What this task involves
Below are records. Copy every line with "subtitle" in it.

Supplied records
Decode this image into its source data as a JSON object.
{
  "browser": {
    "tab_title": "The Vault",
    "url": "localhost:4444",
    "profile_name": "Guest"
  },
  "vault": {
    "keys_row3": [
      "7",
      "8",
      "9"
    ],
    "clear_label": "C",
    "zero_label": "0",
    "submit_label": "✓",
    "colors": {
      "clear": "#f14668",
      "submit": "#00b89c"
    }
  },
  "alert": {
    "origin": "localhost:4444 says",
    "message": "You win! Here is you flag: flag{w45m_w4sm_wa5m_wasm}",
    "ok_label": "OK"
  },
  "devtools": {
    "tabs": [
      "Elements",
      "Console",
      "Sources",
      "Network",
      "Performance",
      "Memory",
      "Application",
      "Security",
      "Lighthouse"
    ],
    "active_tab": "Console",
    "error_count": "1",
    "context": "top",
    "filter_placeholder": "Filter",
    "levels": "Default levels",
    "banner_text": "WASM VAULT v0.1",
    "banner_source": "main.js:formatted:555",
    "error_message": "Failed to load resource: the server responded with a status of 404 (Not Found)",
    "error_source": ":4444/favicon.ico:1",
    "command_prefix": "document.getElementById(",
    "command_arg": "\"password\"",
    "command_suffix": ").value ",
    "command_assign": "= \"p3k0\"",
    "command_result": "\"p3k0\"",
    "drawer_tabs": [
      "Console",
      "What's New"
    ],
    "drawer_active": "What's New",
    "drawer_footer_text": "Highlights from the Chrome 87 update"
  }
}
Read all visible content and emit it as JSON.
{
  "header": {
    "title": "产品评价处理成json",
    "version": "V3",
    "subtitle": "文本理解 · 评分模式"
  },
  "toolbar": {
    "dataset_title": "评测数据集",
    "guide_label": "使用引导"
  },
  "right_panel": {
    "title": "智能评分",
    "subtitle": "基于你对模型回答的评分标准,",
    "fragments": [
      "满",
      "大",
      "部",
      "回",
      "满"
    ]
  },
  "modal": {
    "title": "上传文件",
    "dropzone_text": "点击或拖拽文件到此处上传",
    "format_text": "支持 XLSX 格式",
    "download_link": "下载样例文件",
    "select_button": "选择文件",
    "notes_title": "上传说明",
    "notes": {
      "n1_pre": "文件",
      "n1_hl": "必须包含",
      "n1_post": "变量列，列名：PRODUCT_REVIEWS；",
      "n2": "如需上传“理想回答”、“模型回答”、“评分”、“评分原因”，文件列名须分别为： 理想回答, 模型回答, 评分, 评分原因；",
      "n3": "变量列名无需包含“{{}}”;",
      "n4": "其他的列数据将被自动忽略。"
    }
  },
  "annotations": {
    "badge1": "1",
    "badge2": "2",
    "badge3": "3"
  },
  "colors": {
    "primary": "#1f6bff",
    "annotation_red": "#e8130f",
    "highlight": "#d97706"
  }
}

Task response
    "subtitle": "文本理解 · 评分模式"
    "subtitle": "基于你对模型回答的评分标准,",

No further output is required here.